# TASK DETAILS
Show every line in the records below that contains the word "text".
* * * * *
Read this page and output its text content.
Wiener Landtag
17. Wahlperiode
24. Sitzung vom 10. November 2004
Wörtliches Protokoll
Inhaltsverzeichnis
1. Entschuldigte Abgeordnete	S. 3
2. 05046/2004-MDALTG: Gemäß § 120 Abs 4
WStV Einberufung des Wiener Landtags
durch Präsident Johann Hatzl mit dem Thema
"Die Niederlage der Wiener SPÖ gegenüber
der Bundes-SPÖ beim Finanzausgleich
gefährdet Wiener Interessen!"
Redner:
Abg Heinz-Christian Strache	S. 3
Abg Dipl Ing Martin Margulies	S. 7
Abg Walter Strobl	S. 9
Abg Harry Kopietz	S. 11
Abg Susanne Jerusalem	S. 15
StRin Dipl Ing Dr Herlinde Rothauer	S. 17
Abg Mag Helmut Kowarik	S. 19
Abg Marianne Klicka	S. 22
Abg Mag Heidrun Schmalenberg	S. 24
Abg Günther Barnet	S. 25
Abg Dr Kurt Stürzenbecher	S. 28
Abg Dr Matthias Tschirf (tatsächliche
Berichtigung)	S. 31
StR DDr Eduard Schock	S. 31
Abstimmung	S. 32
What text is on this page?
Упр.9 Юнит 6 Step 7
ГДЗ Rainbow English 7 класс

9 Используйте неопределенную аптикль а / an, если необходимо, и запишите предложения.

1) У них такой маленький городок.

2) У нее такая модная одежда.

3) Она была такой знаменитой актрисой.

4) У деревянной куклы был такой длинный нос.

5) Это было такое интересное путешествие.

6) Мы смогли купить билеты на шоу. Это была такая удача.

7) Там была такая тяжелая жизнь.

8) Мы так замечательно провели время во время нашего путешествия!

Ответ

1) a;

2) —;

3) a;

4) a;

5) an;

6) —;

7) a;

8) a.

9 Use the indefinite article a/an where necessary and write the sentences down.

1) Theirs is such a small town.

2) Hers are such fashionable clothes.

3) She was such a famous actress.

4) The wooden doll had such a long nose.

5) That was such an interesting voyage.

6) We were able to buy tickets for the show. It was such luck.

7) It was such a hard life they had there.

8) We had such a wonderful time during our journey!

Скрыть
* * * * *
# SOLVED EXERCISE
Read this page and output its text content.
What text is on this page?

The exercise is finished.